■ Task description:
Copy out exactly the lines from the one containing "Decode this image" to the last line of the records below, both included, and leave out any pictures.

* BEGIN *

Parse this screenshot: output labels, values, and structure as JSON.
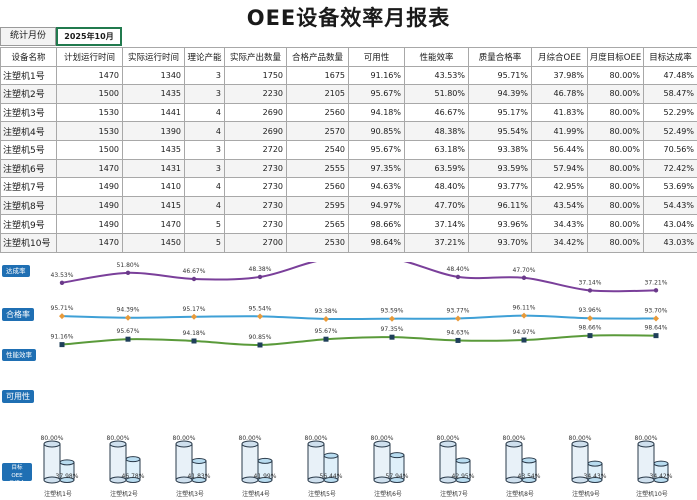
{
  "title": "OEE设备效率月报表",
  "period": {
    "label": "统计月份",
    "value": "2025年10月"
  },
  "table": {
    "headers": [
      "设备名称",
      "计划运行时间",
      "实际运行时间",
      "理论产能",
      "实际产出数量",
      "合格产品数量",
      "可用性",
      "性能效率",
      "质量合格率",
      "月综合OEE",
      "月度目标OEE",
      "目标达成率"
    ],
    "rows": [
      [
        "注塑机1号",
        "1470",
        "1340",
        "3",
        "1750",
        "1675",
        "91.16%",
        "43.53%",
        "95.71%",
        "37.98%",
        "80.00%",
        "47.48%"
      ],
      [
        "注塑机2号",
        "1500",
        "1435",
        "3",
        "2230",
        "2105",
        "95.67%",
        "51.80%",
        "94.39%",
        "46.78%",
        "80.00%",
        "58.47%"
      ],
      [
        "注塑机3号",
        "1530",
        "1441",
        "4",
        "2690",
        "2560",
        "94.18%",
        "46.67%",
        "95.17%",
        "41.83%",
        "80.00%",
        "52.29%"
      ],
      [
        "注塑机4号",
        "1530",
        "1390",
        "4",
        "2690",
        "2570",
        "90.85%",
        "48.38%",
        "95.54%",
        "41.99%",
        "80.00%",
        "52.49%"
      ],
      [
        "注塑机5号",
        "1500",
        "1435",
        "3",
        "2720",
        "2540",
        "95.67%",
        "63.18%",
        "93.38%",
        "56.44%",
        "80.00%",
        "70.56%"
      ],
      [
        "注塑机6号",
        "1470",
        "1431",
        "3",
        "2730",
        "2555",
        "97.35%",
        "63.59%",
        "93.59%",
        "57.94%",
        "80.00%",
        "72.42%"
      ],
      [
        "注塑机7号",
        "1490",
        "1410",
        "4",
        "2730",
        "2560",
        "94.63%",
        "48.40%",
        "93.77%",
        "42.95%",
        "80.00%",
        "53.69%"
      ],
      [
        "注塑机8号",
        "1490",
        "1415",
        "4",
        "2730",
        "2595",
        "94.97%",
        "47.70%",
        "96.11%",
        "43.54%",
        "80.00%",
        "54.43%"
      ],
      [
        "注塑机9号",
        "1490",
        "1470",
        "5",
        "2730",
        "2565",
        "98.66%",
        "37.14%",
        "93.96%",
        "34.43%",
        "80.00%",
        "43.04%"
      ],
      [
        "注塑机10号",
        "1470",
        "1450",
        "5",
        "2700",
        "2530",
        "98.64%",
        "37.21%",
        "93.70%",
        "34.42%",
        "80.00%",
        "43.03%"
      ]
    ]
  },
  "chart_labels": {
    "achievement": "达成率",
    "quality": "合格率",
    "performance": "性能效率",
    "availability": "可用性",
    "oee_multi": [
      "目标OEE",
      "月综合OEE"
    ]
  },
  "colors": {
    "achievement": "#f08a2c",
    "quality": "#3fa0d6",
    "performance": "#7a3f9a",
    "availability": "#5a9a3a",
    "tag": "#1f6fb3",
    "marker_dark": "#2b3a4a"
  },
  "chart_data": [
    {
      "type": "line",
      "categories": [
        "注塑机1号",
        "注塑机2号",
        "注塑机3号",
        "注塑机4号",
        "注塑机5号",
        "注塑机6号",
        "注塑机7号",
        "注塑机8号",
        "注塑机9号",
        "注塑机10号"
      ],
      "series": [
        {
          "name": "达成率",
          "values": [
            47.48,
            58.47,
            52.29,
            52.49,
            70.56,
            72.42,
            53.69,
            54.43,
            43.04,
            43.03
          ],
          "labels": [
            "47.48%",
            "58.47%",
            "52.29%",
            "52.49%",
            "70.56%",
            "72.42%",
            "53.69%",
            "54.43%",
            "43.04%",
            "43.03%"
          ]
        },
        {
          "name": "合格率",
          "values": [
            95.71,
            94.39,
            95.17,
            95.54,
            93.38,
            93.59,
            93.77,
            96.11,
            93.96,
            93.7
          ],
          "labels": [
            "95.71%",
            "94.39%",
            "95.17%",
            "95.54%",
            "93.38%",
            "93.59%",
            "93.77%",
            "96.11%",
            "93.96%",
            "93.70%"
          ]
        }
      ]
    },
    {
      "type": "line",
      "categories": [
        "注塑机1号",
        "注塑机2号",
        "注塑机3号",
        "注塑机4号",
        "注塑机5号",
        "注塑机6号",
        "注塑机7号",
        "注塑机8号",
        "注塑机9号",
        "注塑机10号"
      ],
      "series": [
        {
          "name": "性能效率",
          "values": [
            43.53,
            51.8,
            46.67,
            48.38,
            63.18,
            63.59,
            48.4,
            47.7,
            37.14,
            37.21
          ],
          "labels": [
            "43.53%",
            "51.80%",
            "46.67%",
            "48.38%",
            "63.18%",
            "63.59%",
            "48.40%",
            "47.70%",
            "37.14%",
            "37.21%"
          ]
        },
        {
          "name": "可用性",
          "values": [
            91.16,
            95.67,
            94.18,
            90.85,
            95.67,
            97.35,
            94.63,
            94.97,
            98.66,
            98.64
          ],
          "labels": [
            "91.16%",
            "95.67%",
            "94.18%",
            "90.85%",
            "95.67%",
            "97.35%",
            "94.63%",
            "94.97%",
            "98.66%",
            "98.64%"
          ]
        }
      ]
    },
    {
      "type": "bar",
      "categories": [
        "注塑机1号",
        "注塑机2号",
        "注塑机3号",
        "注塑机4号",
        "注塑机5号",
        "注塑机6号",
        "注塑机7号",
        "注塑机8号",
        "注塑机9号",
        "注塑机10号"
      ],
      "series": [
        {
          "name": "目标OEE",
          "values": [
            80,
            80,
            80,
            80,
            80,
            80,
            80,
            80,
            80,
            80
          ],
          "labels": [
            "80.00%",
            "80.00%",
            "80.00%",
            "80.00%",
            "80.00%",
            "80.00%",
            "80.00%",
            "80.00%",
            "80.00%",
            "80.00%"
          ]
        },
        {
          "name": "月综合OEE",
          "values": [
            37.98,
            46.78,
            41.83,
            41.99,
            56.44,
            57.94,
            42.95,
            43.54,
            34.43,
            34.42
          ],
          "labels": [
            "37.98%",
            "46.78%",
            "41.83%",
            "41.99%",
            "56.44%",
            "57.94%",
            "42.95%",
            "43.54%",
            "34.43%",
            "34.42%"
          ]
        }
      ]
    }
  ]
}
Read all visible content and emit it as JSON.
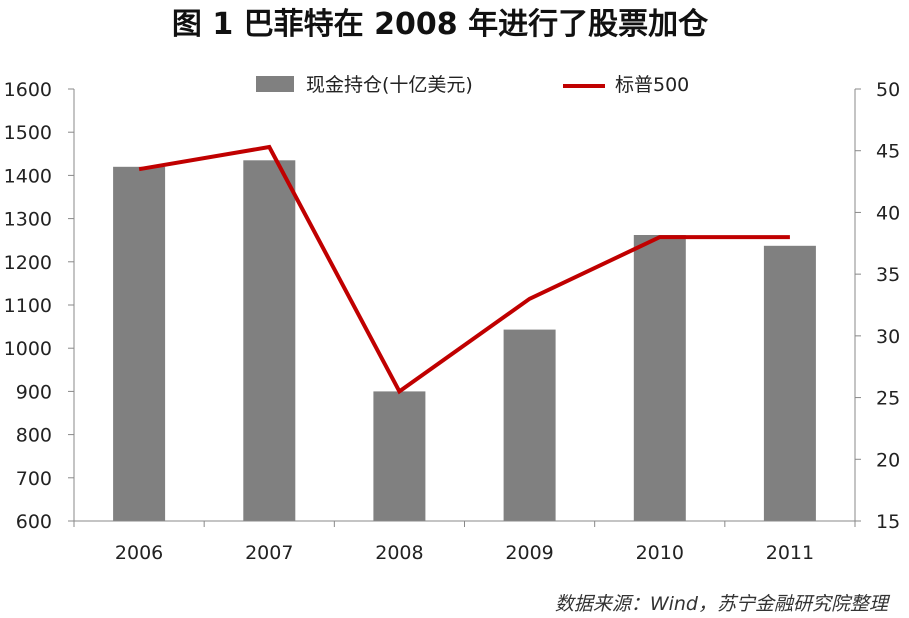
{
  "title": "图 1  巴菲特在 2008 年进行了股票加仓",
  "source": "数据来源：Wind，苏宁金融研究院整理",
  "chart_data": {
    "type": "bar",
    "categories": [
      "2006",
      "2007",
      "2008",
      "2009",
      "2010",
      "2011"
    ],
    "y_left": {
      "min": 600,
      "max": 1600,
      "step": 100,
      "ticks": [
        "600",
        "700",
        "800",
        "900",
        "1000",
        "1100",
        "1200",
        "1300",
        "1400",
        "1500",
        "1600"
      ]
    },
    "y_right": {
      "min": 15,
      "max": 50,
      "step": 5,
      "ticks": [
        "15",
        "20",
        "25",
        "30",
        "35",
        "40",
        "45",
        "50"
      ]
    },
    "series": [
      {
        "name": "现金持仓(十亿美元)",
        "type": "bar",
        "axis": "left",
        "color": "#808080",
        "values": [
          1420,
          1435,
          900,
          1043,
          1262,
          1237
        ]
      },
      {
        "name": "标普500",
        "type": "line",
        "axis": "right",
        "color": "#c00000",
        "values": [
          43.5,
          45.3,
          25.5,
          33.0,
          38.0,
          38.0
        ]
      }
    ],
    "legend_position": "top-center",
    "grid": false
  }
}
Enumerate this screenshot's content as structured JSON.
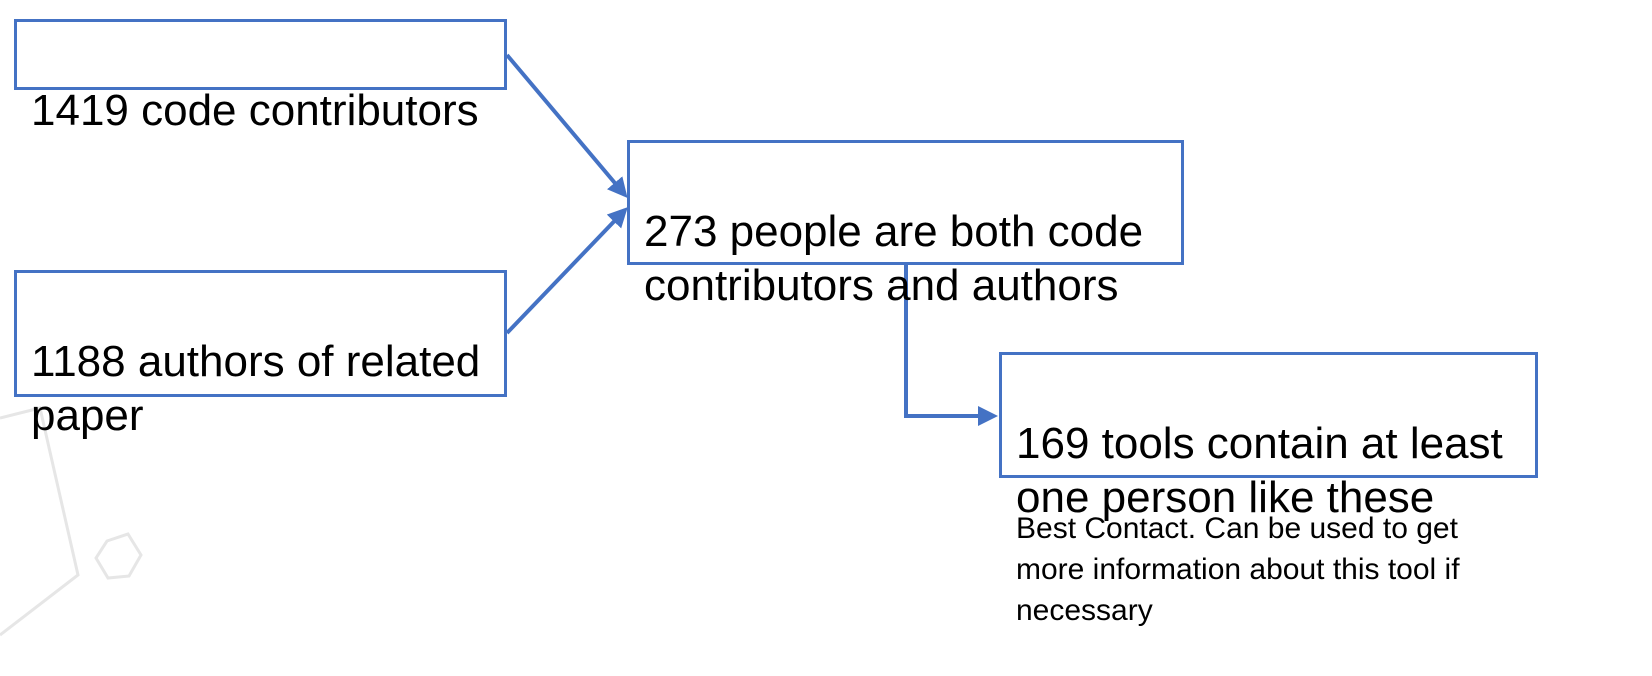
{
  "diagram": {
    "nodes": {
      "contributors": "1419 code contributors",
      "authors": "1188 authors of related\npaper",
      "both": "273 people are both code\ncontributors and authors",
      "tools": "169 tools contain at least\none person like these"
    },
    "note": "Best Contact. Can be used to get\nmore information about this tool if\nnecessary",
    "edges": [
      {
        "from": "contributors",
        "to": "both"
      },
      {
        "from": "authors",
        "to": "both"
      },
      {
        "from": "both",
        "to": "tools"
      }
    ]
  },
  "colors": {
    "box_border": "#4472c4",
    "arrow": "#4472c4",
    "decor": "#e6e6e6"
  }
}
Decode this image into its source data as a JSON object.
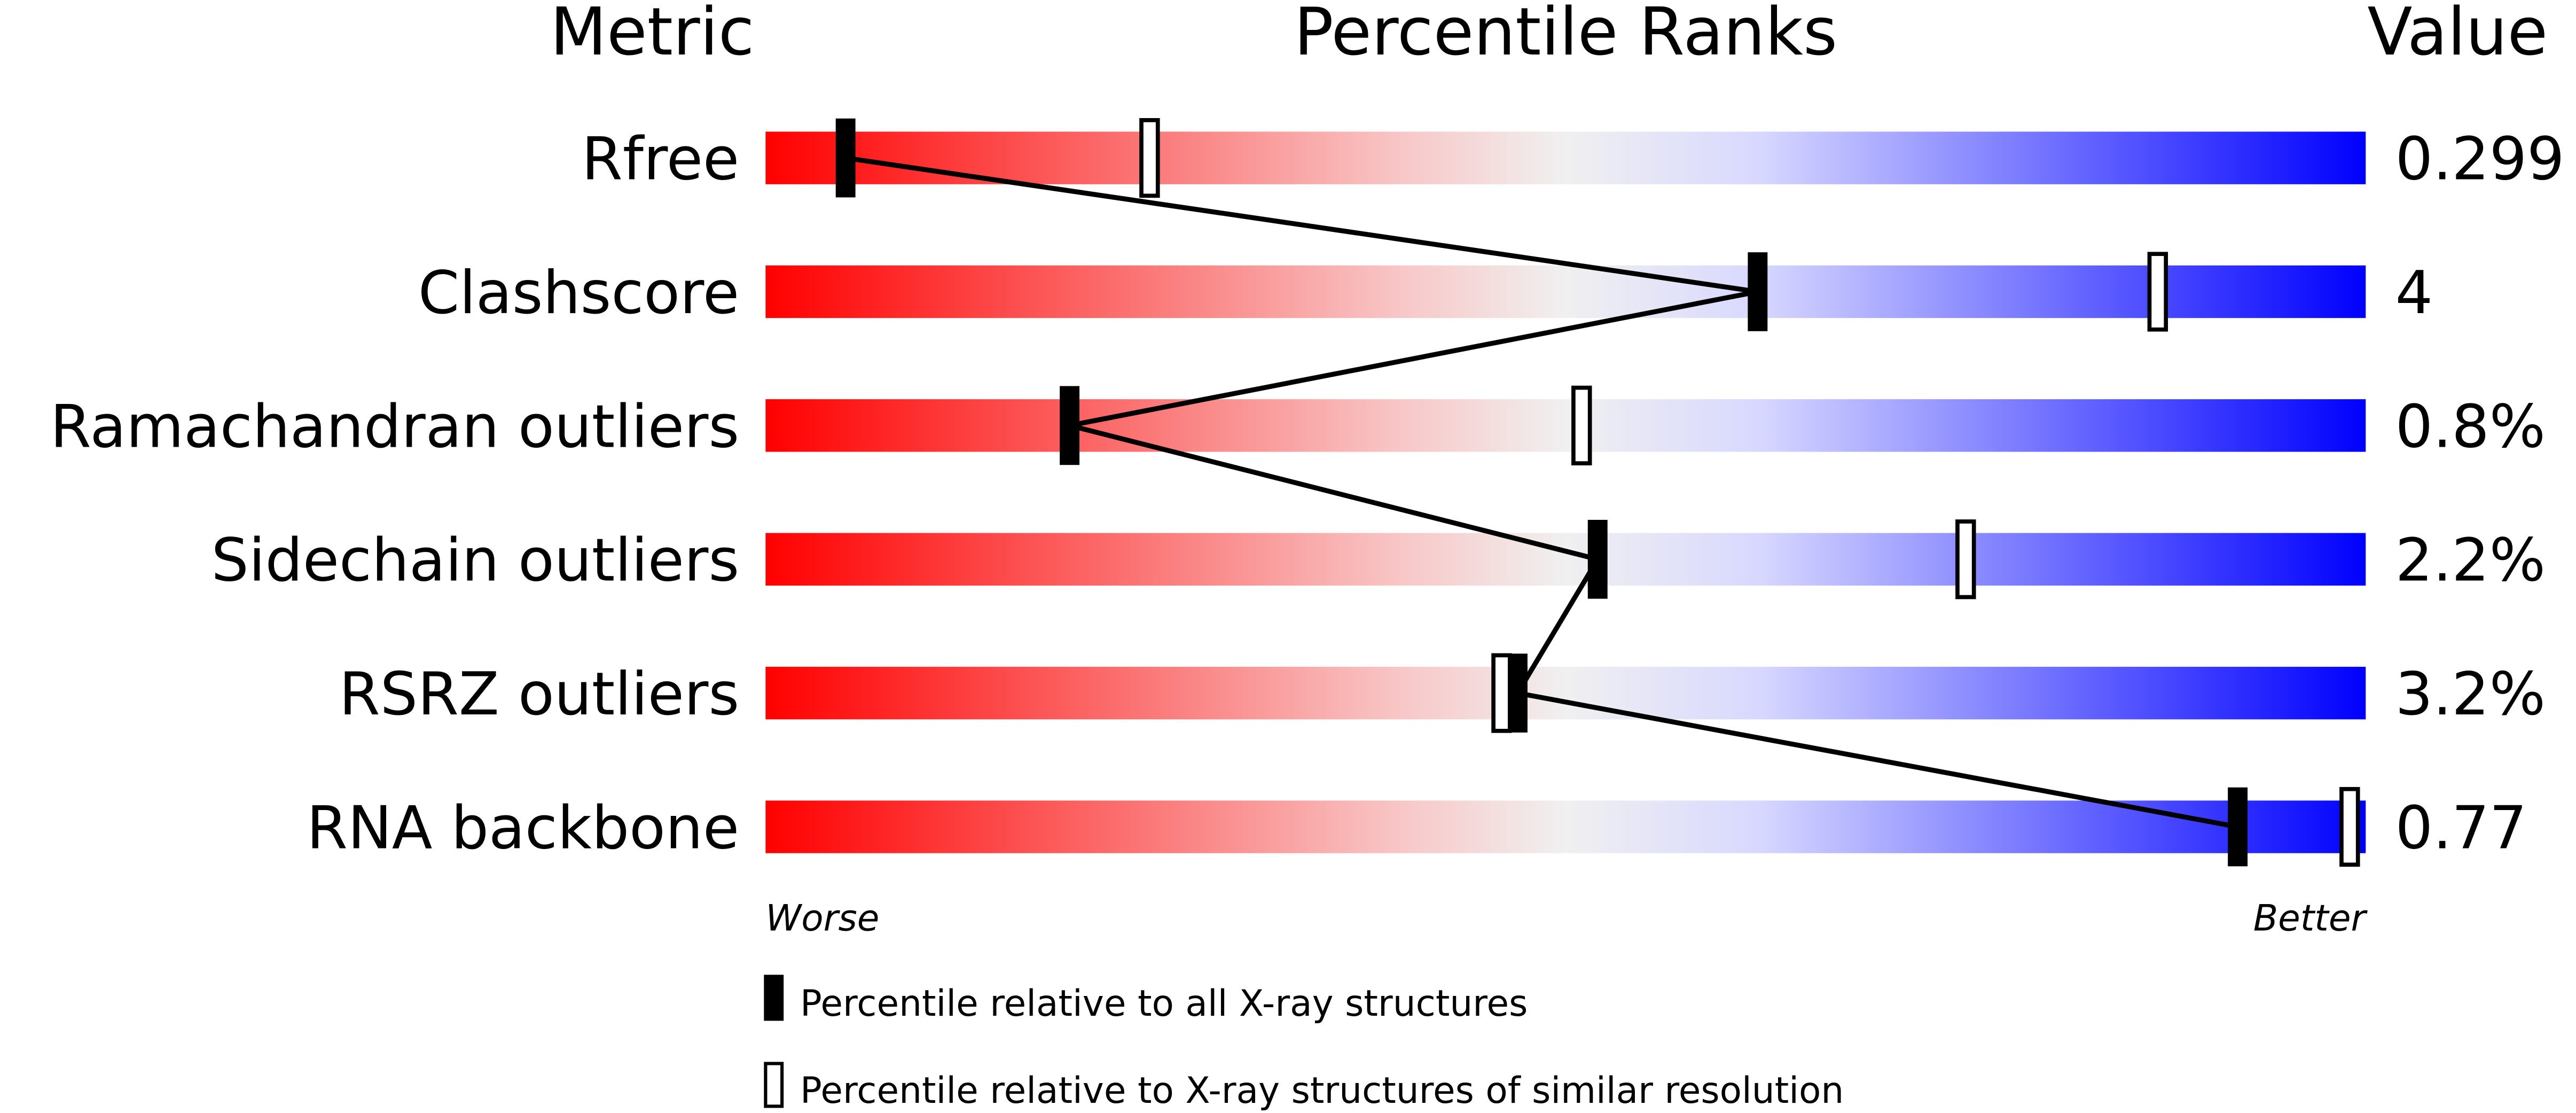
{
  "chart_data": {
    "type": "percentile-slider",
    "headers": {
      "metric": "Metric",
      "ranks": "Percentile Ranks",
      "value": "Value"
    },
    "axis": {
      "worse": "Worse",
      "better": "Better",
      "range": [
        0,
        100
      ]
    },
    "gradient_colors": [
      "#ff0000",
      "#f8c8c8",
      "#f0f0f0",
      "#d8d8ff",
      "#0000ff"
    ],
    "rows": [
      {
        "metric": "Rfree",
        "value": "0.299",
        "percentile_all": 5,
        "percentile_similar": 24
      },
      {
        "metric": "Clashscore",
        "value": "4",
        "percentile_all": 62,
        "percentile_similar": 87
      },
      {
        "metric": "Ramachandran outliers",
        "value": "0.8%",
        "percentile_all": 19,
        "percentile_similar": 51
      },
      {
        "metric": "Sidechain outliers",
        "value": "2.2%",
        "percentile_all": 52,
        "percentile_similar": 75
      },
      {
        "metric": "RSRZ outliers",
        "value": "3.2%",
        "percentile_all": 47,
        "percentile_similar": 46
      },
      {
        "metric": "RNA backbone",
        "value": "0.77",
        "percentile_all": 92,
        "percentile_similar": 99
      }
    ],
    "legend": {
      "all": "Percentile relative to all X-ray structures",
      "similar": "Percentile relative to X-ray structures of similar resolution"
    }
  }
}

* END *

■ Response below:
Decode this image into its source data as a JSON object.
{
  "chart_data": {
    "type": "percentile-slider",
    "headers": {
      "metric": "Metric",
      "ranks": "Percentile Ranks",
      "value": "Value"
    },
    "axis": {
      "worse": "Worse",
      "better": "Better",
      "range": [
        0,
        100
      ]
    },
    "gradient_colors": [
      "#ff0000",
      "#f8c8c8",
      "#f0f0f0",
      "#d8d8ff",
      "#0000ff"
    ],
    "rows": [
      {
        "metric": "Rfree",
        "value": "0.299",
        "percentile_all": 5,
        "percentile_similar": 24
      },
      {
        "metric": "Clashscore",
        "value": "4",
        "percentile_all": 62,
        "percentile_similar": 87
      },
      {
        "metric": "Ramachandran outliers",
        "value": "0.8%",
        "percentile_all": 19,
        "percentile_similar": 51
      },
      {
        "metric": "Sidechain outliers",
        "value": "2.2%",
        "percentile_all": 52,
        "percentile_similar": 75
      },
      {
        "metric": "RSRZ outliers",
        "value": "3.2%",
        "percentile_all": 47,
        "percentile_similar": 46
      },
      {
        "metric": "RNA backbone",
        "value": "0.77",
        "percentile_all": 92,
        "percentile_similar": 99
      }
    ],
    "legend": {
      "all": "Percentile relative to all X-ray structures",
      "similar": "Percentile relative to X-ray structures of similar resolution"
    }
  }
}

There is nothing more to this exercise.